#### Supplied records
──────
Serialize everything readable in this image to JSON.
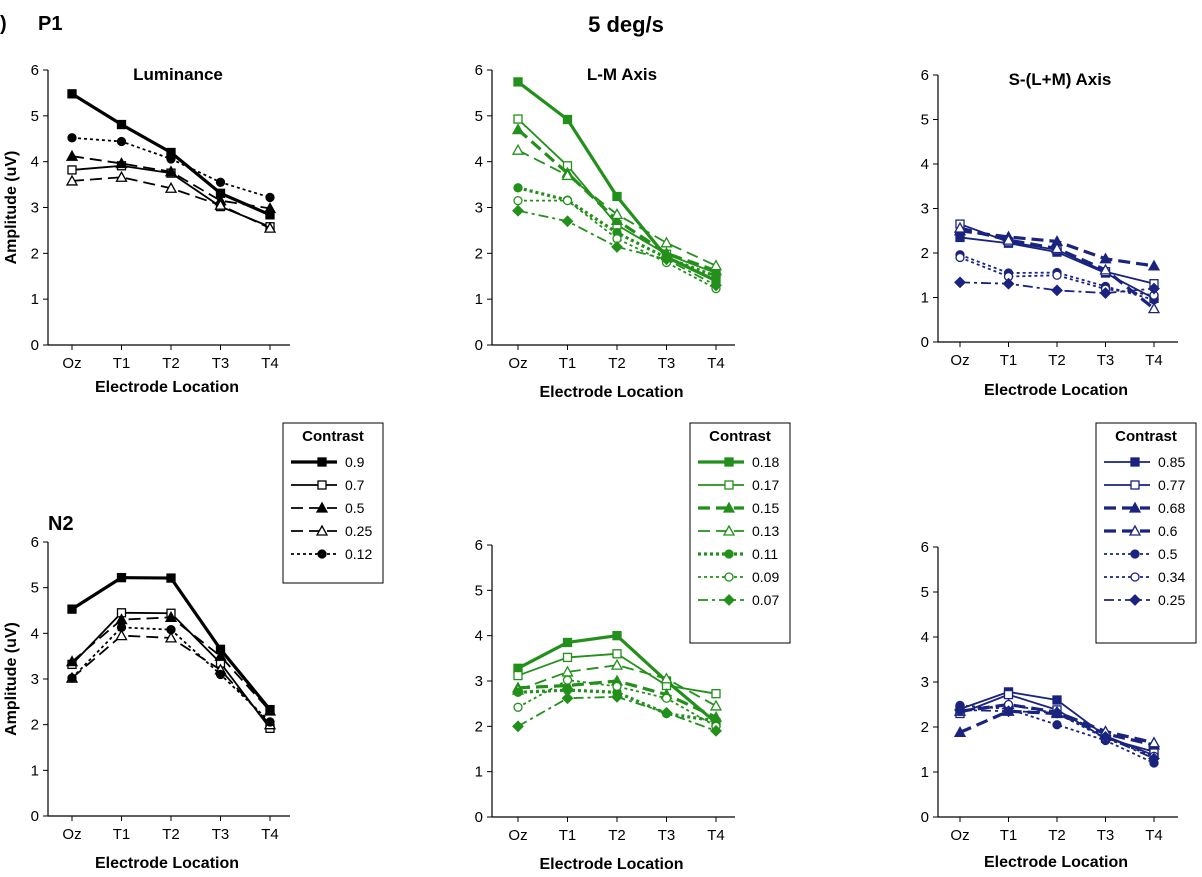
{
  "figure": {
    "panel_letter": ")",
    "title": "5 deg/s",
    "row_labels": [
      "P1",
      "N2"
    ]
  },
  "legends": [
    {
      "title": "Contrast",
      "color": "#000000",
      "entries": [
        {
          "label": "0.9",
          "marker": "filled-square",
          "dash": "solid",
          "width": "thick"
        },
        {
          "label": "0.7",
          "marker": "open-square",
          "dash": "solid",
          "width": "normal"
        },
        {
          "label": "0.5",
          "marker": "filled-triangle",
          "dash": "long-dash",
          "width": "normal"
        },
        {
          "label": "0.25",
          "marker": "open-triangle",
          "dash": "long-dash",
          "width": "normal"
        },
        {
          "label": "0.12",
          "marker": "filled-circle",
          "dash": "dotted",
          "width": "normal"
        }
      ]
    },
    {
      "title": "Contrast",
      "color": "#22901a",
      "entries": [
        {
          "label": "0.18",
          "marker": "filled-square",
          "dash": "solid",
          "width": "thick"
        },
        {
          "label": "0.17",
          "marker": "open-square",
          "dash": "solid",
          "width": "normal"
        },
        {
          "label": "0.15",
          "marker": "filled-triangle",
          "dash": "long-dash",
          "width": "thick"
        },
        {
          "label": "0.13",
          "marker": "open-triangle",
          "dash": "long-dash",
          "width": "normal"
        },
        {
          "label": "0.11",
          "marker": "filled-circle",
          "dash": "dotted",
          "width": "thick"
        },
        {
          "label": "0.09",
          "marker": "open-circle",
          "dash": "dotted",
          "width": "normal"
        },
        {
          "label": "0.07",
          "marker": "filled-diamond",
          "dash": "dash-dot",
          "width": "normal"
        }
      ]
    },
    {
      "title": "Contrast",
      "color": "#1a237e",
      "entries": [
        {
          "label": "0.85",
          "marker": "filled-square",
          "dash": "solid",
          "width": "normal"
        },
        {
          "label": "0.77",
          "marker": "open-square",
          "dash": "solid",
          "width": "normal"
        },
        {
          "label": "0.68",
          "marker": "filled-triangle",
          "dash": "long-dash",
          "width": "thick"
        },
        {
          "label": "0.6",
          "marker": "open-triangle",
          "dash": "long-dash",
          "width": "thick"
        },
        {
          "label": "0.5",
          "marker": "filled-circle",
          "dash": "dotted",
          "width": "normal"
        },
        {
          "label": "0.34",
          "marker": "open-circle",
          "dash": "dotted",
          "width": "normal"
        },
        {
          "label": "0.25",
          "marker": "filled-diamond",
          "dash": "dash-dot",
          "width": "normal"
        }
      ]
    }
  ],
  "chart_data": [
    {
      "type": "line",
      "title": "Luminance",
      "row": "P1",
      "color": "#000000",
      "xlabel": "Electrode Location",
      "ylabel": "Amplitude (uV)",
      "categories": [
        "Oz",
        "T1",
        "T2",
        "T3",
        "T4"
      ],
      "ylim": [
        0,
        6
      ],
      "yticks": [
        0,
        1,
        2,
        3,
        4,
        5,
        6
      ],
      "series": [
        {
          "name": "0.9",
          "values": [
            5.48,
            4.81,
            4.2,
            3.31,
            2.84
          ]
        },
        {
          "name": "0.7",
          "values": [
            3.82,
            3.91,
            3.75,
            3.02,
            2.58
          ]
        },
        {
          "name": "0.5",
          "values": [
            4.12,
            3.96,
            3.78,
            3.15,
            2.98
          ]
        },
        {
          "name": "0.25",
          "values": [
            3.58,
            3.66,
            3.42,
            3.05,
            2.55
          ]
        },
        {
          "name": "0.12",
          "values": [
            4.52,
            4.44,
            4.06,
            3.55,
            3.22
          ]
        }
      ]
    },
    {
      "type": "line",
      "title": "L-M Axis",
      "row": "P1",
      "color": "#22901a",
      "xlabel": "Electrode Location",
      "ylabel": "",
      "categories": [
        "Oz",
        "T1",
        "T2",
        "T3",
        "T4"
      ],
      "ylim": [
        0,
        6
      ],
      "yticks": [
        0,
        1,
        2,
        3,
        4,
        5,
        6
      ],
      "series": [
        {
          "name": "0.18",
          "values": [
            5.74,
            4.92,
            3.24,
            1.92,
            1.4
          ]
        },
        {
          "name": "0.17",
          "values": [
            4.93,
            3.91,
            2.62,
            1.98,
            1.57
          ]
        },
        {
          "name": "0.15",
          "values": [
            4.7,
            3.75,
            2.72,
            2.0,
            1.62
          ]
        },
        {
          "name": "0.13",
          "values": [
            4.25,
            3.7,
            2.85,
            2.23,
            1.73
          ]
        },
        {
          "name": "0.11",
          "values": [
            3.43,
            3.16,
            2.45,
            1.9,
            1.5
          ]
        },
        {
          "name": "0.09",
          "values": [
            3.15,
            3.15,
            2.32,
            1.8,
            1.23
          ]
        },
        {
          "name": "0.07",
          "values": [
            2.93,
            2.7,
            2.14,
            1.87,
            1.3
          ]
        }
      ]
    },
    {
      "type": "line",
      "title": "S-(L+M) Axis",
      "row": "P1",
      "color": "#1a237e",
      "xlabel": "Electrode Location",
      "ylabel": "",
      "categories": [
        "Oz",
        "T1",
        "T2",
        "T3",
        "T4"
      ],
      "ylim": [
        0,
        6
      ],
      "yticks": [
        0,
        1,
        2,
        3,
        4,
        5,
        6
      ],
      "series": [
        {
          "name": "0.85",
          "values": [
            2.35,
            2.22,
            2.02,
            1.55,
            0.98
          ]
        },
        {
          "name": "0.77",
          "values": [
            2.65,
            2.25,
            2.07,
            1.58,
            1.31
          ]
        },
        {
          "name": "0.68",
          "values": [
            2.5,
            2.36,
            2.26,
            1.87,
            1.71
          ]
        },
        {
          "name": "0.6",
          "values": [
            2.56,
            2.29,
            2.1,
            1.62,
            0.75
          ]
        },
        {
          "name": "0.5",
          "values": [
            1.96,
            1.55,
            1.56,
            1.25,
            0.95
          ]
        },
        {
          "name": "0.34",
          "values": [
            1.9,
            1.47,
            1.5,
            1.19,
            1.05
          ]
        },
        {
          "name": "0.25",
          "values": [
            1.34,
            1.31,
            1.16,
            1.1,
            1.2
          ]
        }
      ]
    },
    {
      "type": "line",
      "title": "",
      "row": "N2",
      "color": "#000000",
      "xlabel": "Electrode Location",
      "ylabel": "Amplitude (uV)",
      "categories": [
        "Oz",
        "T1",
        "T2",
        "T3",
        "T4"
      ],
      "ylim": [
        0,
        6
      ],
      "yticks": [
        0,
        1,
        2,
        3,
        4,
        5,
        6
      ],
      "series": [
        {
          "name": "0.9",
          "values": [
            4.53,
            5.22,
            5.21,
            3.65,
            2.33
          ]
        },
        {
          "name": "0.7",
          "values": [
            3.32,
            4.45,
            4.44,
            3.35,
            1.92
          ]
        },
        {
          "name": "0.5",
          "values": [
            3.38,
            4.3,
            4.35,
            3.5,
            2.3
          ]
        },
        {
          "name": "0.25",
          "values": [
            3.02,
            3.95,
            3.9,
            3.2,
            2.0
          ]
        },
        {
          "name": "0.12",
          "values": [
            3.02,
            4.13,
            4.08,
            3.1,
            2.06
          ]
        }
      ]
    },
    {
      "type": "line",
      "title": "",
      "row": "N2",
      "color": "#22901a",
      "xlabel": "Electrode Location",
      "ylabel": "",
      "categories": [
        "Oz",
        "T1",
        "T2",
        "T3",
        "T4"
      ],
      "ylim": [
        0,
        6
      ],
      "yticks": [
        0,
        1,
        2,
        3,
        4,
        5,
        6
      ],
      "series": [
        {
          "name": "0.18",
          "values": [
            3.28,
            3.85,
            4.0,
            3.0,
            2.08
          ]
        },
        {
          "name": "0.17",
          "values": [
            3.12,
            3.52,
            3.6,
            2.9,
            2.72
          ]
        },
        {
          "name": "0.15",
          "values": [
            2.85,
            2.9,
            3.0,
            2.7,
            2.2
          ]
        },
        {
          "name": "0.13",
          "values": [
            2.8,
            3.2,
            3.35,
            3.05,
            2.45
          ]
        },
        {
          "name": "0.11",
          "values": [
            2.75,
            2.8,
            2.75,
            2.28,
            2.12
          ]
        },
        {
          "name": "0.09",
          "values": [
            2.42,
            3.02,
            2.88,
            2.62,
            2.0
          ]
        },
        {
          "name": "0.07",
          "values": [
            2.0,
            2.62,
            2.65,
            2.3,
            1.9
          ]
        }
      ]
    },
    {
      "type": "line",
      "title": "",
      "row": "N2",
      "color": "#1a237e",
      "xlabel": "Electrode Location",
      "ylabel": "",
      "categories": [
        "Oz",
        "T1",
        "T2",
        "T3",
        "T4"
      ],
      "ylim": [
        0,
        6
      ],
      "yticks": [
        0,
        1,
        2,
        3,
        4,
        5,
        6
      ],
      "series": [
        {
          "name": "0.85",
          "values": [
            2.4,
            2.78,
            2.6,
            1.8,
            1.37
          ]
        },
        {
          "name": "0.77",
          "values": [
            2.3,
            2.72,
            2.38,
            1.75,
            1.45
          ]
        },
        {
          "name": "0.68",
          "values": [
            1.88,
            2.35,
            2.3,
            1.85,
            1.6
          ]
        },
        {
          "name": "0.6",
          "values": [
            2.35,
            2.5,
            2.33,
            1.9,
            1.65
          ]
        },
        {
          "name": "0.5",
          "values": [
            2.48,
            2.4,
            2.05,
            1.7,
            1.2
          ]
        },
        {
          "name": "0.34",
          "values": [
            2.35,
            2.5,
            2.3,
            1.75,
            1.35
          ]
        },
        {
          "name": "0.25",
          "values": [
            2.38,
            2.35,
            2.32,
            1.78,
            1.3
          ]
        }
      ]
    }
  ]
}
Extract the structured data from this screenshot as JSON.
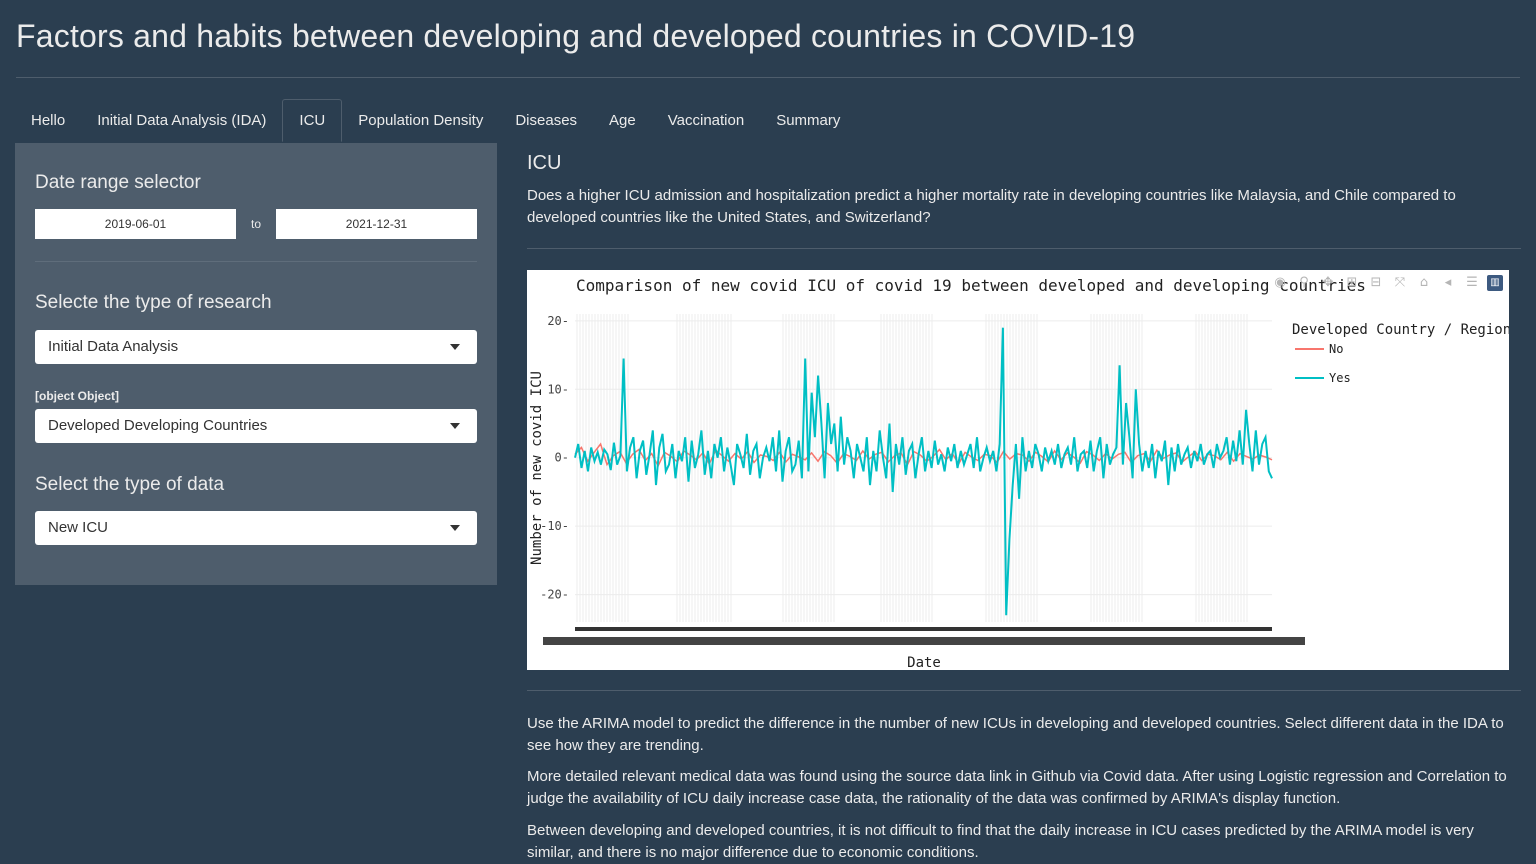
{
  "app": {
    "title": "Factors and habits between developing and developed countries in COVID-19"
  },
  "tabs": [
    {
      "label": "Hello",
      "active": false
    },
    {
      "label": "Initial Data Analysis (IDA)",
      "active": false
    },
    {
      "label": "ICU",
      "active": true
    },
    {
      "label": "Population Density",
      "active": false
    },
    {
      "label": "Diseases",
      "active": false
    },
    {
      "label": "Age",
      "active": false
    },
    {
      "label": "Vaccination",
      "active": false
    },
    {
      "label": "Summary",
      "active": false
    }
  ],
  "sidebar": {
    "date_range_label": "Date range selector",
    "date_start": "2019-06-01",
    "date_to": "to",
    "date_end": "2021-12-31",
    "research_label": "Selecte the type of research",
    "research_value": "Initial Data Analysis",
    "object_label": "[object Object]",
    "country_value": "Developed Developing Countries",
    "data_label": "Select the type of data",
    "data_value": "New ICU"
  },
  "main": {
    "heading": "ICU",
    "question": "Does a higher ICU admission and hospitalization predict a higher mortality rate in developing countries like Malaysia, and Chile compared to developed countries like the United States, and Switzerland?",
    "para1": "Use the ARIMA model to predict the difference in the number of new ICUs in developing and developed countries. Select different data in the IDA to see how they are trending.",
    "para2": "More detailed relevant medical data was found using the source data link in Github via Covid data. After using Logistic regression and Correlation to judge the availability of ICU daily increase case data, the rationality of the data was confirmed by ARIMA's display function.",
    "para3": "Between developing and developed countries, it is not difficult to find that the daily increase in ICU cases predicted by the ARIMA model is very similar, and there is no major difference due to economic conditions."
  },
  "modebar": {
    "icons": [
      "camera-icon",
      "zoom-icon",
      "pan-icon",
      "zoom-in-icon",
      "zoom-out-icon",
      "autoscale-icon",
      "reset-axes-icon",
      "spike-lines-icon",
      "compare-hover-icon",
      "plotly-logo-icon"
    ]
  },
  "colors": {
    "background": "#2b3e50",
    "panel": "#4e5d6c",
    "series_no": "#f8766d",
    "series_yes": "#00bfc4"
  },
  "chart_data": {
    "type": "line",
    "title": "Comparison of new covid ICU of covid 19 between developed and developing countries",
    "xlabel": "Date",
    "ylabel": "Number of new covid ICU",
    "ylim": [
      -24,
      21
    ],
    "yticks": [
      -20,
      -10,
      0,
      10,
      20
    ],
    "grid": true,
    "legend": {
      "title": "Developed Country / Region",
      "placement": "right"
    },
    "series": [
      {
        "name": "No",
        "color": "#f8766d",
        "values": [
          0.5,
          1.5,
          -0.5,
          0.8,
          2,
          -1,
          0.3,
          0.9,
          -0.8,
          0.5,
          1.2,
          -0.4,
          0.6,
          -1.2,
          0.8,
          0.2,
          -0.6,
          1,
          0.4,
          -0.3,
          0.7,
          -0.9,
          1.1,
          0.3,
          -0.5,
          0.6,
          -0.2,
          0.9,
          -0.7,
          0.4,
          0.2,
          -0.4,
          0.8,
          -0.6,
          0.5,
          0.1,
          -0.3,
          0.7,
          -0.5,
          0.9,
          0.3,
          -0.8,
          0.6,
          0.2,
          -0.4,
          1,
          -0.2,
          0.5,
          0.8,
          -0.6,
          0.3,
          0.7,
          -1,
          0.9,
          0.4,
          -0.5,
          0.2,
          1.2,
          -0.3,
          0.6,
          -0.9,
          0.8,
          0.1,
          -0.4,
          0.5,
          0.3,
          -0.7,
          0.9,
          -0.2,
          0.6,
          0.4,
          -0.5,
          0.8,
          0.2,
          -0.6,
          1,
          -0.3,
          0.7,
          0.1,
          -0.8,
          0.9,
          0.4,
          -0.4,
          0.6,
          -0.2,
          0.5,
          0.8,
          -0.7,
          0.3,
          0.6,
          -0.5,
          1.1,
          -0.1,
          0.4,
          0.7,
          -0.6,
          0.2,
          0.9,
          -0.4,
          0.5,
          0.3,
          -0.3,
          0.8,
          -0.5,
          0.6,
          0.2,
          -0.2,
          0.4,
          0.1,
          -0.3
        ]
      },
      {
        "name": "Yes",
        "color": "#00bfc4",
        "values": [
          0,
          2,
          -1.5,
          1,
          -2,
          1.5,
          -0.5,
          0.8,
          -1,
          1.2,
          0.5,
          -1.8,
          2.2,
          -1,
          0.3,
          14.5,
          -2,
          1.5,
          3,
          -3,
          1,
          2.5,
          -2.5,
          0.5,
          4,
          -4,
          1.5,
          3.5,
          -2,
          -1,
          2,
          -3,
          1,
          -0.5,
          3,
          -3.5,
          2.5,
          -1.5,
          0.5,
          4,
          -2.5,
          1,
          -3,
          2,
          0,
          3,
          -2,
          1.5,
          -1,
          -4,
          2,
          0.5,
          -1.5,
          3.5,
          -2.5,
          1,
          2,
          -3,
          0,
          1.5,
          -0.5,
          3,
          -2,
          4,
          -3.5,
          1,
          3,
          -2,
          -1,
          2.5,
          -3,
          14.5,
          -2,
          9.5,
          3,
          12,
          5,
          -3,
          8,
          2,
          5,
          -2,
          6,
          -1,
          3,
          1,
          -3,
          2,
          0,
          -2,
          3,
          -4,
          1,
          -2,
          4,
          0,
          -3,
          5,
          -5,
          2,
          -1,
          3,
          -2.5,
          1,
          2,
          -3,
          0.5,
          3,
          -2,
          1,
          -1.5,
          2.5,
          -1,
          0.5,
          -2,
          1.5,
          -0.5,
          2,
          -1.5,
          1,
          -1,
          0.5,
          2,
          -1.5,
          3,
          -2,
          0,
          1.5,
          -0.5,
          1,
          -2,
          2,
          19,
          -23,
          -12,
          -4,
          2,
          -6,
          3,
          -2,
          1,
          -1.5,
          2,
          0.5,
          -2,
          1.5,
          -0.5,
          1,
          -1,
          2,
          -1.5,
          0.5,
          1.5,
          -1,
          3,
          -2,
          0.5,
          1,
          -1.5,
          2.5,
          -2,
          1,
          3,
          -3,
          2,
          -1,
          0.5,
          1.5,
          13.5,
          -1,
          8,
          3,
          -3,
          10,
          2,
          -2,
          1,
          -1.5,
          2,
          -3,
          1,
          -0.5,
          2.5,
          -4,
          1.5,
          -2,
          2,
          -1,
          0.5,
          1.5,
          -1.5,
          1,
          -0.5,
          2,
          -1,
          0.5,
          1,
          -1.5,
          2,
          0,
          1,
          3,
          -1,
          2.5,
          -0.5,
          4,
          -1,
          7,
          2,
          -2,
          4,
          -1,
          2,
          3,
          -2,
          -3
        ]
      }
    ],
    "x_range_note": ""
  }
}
──────
#### Work required
Some lines of the records may hold the word "increase". How many do? Answer with a number and nothing else.

#### Solution for this task
2